(Data excerpts)
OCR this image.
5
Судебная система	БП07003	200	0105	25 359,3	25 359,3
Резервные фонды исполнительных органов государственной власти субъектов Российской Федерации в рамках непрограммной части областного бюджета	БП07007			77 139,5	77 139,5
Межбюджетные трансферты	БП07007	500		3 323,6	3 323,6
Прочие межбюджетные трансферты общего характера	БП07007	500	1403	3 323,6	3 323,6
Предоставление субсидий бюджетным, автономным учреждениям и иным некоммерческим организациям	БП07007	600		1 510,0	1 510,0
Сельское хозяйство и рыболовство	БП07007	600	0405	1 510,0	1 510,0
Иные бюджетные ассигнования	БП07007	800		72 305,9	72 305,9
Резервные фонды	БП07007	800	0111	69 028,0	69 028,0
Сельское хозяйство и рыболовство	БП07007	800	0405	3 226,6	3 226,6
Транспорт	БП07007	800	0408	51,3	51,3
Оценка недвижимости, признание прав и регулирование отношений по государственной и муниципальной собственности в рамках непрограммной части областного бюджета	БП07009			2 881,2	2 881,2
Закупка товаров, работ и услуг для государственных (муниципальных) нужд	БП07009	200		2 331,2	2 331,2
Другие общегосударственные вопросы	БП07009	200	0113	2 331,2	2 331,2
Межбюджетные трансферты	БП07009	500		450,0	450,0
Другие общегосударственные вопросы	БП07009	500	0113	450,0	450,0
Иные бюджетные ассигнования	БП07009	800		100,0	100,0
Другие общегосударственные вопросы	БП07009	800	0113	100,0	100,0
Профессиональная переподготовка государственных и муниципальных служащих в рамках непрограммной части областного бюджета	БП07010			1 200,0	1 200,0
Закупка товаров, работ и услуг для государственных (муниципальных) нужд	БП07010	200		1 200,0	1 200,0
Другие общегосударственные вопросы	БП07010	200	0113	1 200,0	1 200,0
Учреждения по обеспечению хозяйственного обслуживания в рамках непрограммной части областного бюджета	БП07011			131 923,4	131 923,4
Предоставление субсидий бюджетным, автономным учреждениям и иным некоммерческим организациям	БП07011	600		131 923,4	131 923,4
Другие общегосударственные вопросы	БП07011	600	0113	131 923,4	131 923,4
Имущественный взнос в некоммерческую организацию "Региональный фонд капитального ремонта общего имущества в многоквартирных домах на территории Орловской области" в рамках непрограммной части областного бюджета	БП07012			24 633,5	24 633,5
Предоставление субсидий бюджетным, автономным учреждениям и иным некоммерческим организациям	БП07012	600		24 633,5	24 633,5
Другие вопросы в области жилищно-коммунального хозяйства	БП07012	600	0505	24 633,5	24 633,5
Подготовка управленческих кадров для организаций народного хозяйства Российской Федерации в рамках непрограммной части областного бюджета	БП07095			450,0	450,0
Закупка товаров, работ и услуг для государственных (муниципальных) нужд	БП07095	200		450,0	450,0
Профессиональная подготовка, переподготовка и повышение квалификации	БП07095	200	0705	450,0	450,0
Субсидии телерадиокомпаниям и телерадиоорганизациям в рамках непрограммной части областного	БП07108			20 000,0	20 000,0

* **Task prompt**:
From the entries above, copy every line that holds the word "Сельское".

* **Written answer**:
Сельское хозяйство и рыболовство	БП07007	600	0405	1 510,0	1 510,0
Сельское хозяйство и рыболовство	БП07007	800	0405	3 226,6	3 226,6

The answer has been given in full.